- Task prompt: Locate and copy all lines bearing the word "this".

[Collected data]
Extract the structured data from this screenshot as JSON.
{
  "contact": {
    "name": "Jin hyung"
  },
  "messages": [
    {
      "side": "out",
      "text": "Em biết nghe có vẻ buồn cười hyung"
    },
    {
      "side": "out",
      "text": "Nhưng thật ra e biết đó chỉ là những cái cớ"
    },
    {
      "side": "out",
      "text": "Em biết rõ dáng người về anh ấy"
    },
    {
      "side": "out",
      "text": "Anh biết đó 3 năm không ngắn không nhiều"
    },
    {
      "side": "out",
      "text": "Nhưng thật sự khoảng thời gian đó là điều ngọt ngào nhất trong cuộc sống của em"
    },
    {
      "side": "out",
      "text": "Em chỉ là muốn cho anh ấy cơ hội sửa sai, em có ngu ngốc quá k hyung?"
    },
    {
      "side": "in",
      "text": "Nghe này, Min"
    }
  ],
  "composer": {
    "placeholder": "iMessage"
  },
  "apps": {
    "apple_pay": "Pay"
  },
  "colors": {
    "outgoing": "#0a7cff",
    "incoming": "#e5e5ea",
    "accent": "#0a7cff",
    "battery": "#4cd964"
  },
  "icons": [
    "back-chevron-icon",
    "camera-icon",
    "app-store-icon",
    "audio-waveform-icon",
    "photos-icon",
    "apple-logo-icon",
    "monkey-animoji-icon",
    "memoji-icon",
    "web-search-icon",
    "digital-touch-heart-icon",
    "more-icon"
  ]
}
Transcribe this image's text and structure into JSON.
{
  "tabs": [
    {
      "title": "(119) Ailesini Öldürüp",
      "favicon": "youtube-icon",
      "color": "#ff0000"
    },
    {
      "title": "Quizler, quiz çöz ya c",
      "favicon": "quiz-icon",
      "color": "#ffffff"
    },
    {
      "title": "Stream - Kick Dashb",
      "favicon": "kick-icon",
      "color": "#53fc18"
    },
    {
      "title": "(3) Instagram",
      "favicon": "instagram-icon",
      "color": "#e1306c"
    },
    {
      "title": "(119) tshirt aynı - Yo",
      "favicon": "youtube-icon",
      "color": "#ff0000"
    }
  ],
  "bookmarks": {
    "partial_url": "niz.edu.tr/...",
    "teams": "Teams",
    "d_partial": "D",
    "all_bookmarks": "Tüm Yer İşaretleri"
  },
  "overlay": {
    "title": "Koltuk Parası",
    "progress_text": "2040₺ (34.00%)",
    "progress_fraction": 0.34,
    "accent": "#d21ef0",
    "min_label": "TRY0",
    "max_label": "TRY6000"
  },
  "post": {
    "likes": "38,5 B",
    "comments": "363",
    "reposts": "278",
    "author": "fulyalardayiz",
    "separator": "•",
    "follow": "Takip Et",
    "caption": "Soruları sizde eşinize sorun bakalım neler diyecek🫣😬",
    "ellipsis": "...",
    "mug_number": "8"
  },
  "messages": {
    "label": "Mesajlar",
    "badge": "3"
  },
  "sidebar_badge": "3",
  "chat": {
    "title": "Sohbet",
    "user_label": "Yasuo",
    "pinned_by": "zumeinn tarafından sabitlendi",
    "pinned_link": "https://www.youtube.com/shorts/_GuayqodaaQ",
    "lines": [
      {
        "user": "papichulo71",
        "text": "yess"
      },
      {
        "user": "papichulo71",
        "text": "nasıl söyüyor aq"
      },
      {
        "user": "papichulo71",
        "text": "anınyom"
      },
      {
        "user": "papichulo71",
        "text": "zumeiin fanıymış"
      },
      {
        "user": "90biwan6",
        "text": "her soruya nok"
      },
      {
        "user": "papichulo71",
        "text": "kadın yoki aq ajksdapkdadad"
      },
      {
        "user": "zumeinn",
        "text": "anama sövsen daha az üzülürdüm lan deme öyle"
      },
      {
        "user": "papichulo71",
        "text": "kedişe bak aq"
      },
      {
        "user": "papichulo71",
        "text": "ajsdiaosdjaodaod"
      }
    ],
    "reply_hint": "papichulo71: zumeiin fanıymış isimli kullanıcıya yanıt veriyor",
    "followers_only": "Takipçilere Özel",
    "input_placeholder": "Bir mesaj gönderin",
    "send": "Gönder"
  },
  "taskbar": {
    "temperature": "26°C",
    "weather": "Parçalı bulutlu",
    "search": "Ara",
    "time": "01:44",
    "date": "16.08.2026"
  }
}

- Solution to the exercise:
Extract the structured data from this screenshot as JSON.
Transcribe this image's text and structure into JSON.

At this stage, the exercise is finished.